Exercise details: Search the material and gather each line with "this" in it.

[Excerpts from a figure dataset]
--------------------------------

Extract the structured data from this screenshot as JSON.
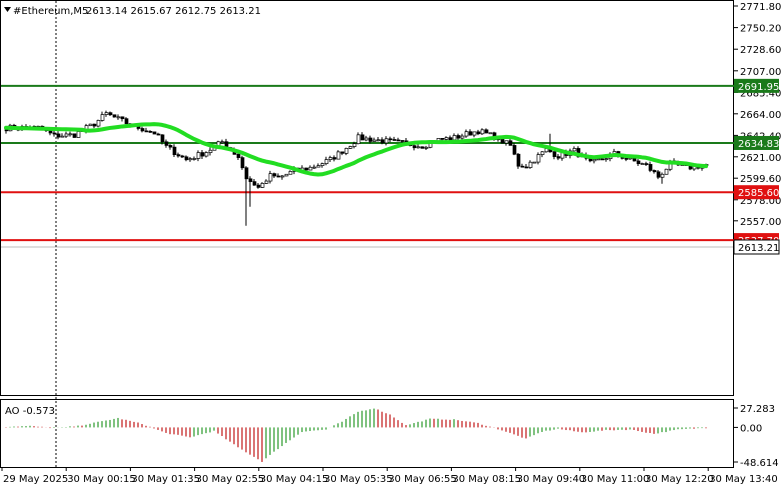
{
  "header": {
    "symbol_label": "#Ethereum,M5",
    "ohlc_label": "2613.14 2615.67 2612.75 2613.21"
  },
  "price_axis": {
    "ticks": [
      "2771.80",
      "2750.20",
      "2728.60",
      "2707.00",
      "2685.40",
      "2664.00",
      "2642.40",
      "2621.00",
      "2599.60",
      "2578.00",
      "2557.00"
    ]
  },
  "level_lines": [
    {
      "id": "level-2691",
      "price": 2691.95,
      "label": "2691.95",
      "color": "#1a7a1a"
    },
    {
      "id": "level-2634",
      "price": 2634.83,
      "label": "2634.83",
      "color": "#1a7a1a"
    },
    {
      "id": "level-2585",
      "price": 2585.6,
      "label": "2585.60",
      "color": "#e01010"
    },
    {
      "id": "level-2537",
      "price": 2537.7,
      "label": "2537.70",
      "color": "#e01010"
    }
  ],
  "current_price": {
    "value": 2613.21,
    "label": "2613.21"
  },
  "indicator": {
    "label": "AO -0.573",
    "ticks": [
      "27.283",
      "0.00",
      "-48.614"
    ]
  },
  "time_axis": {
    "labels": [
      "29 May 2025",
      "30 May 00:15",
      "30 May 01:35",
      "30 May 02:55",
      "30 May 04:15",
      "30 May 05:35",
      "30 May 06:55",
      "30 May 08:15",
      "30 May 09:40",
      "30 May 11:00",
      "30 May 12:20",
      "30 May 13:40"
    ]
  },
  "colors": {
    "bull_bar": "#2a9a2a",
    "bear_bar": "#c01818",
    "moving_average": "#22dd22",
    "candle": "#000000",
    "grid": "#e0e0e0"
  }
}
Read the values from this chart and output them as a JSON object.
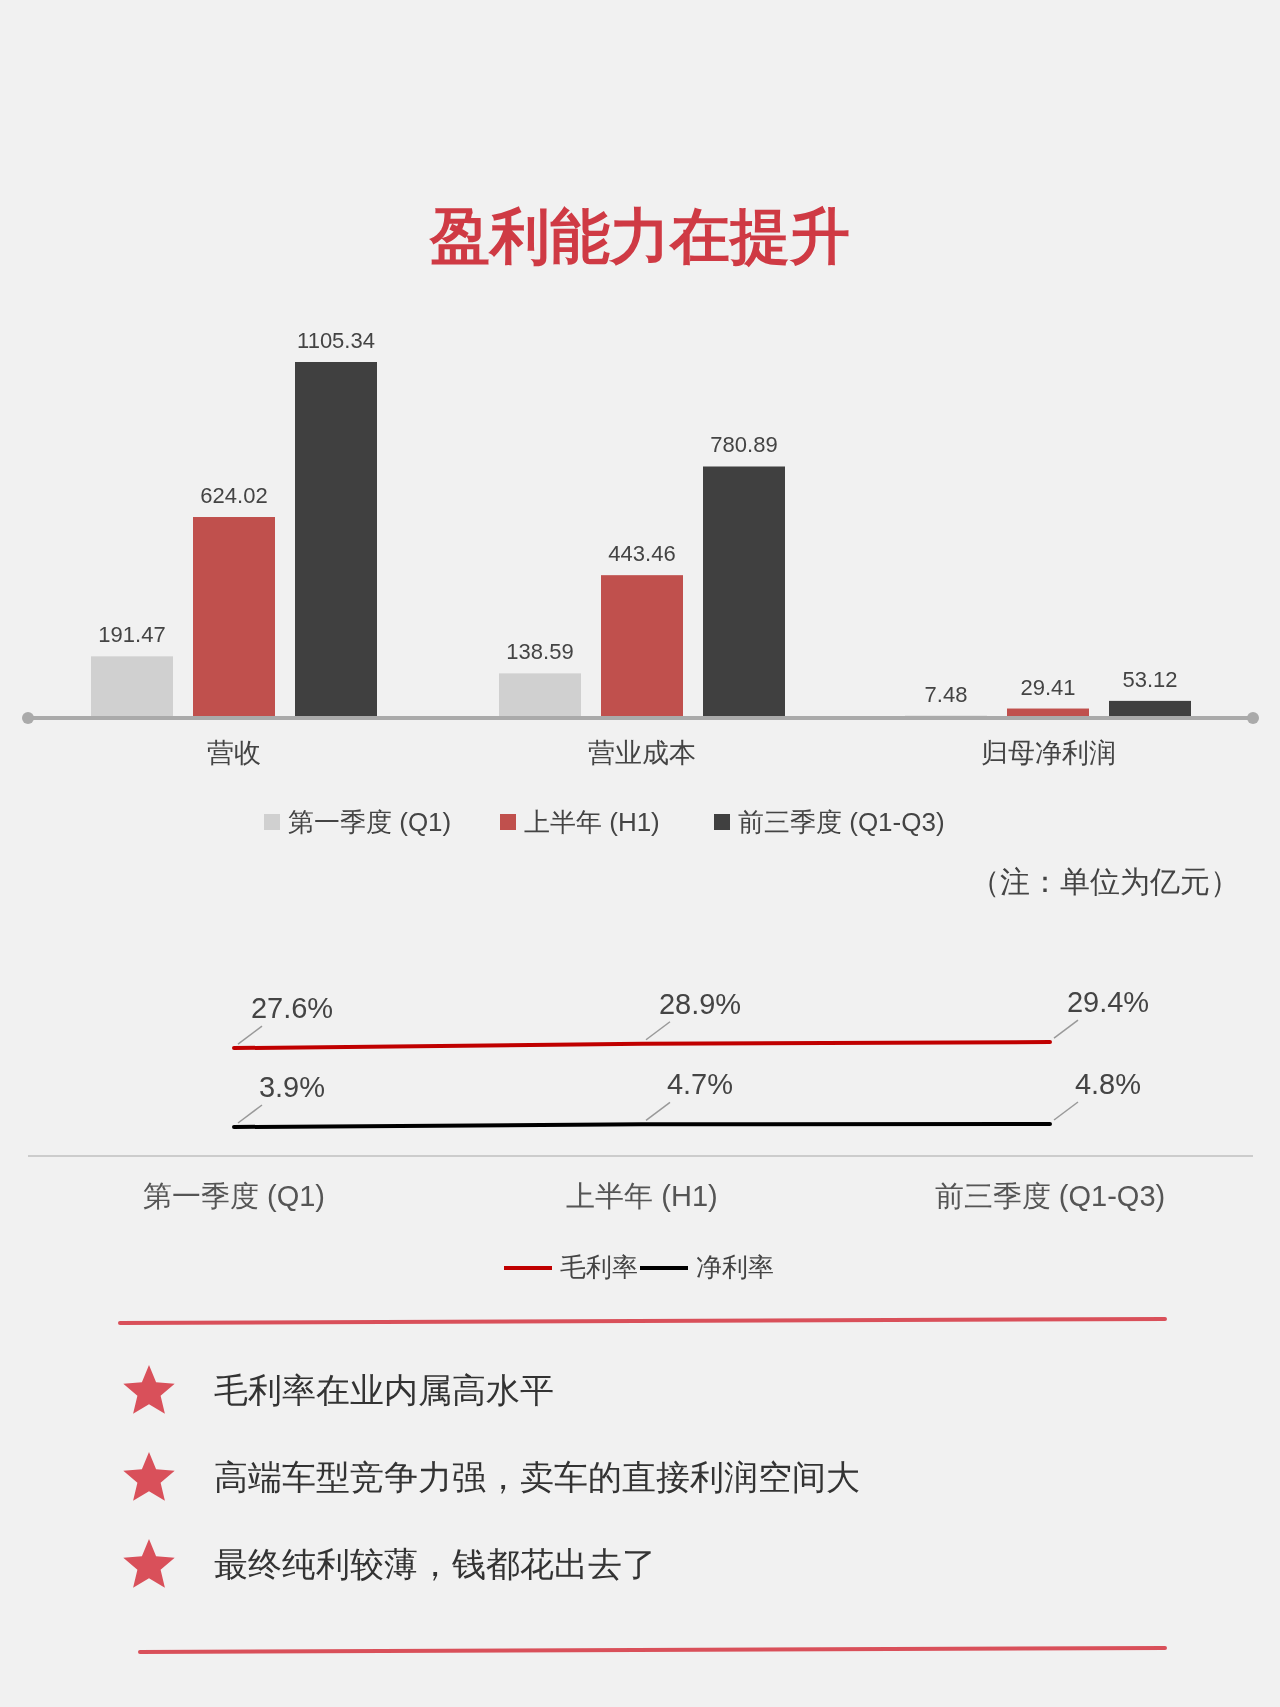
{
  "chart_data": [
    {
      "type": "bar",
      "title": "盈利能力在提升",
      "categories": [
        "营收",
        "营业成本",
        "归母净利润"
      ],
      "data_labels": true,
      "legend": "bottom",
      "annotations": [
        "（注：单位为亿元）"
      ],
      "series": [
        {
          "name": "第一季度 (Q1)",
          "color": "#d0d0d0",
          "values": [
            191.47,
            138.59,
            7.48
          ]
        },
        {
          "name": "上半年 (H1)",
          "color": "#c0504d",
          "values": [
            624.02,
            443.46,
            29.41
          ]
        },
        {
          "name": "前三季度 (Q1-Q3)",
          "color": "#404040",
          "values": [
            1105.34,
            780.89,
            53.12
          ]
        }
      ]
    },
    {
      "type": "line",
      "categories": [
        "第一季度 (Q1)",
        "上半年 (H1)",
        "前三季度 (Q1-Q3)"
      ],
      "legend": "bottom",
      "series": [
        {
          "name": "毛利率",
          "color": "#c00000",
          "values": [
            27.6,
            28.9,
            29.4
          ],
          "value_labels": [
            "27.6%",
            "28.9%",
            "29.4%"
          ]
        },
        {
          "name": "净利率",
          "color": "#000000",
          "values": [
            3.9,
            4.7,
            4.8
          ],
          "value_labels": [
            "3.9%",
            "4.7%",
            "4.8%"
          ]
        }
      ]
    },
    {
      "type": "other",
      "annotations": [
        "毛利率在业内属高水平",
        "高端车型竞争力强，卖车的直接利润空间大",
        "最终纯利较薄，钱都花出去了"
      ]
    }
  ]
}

--------------------------------

Exercise answer:
Extract the structured data from this screenshot as JSON.
Read the values from this chart and output them as a JSON object.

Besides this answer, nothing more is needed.